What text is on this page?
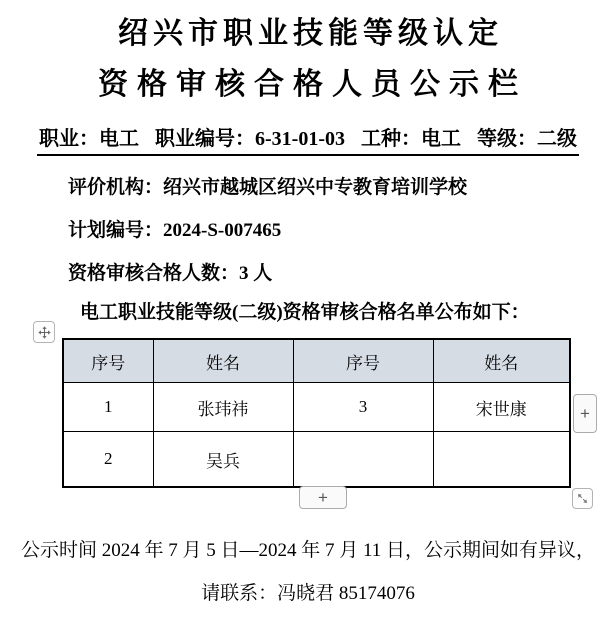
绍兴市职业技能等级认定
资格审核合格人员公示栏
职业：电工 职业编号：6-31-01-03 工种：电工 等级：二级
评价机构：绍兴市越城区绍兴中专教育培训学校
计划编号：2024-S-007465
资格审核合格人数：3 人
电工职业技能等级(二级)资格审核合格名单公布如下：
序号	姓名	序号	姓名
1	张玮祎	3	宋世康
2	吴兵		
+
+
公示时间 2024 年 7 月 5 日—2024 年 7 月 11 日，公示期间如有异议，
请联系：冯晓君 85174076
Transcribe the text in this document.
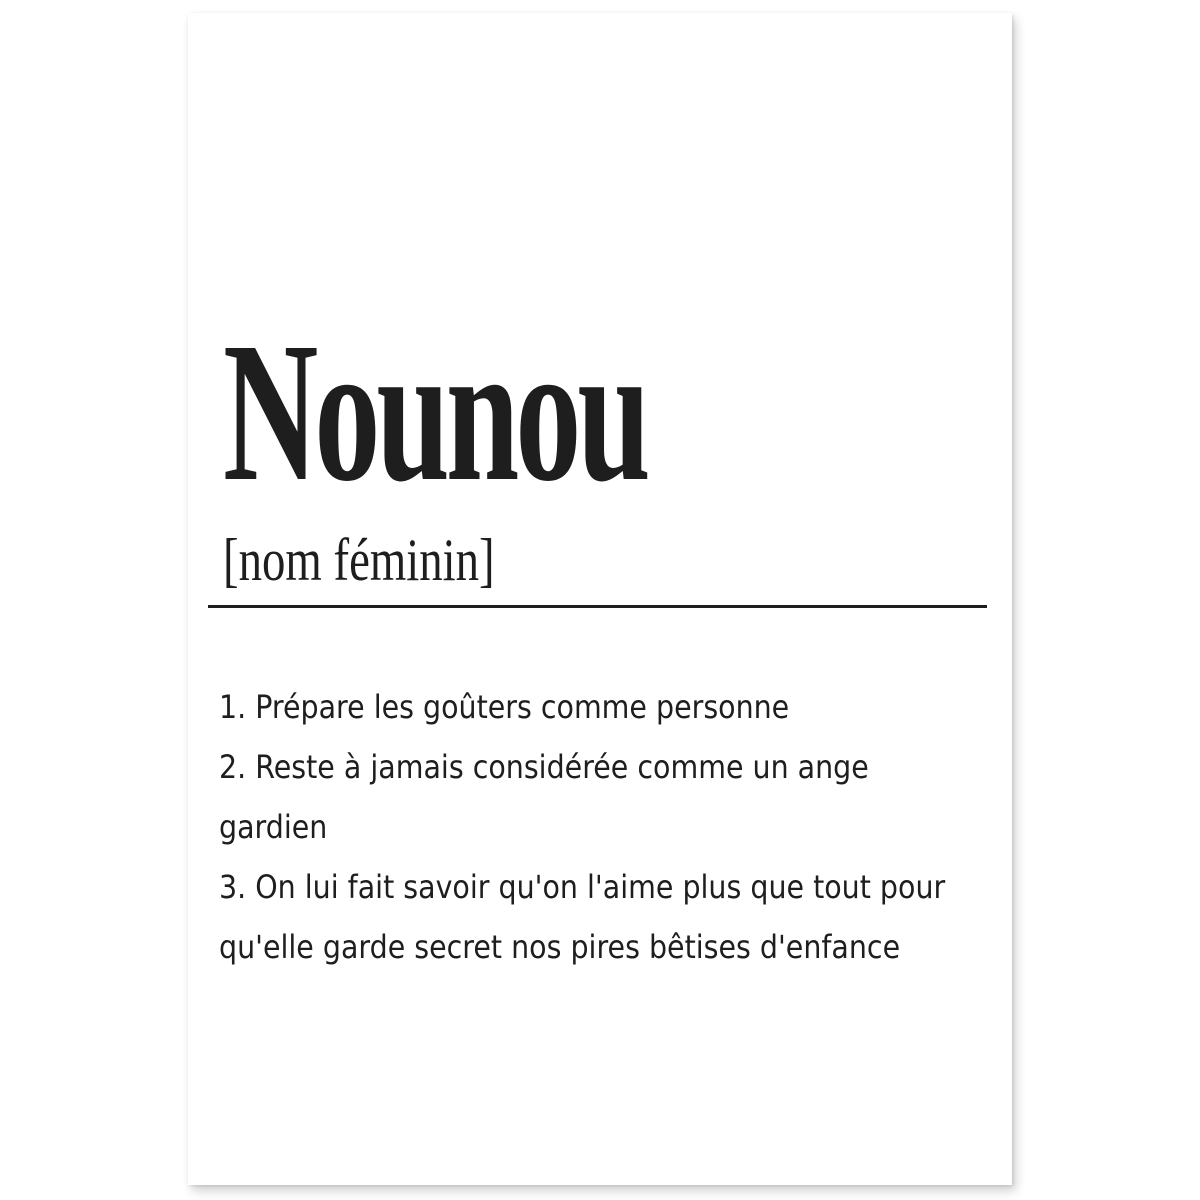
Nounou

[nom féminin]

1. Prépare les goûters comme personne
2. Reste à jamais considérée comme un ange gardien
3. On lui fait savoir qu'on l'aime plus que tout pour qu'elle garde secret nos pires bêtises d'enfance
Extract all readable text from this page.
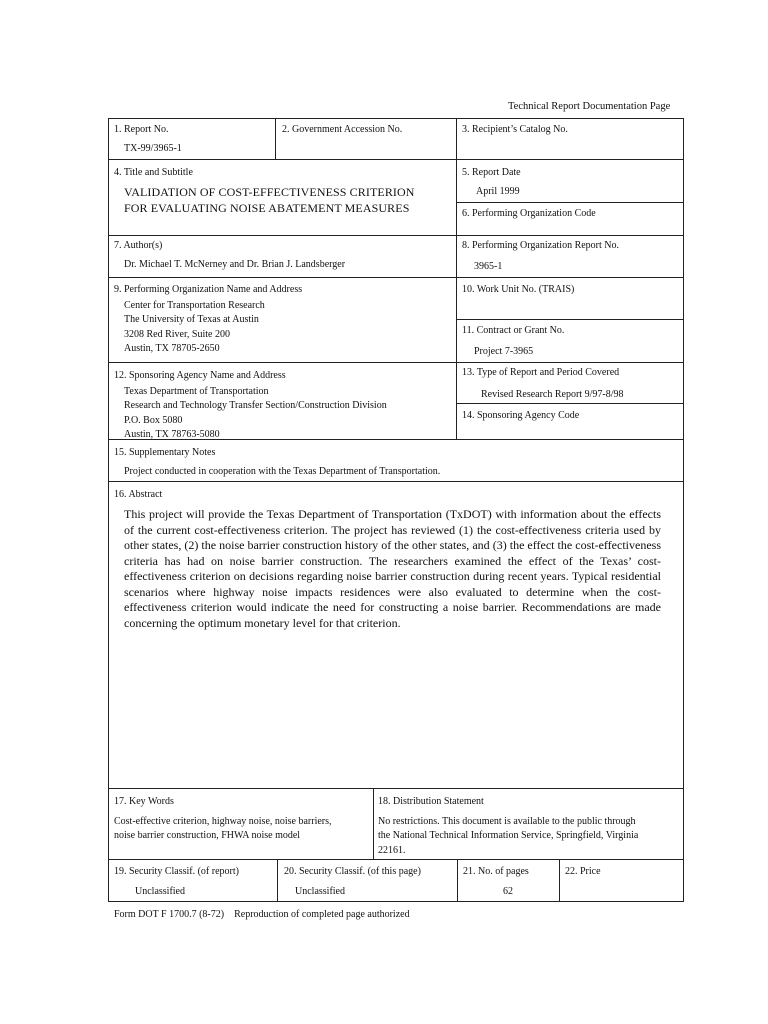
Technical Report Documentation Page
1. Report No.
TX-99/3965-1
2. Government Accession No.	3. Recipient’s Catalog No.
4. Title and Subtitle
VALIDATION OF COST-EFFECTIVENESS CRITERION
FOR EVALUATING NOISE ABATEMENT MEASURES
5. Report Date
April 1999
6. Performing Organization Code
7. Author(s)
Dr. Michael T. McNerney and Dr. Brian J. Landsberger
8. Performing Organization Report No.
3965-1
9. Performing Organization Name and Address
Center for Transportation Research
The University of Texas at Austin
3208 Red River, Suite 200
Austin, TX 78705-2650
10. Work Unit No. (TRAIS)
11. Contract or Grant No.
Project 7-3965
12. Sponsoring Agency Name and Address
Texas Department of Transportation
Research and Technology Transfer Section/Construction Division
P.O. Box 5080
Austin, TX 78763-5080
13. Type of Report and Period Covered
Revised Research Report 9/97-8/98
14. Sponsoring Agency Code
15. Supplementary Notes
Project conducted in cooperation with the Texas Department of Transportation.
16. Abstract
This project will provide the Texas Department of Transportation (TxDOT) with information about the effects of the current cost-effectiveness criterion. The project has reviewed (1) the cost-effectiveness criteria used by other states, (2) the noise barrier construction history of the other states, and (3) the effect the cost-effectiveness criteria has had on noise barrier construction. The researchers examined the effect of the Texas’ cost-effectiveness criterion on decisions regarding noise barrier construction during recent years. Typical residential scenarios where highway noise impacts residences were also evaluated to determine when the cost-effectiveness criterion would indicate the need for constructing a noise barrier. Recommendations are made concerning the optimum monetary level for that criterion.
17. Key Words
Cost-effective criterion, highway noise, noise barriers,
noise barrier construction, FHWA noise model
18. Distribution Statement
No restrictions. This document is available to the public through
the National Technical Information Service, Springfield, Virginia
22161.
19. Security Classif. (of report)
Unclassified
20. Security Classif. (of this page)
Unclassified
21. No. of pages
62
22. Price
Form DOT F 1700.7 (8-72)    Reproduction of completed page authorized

**What to do:** Scan the records above for the string "Austin", then select every line that holds it.

**Output of the exercise:**
The University of Texas at Austin
Austin, TX 78705-2650
Austin, TX 78763-5080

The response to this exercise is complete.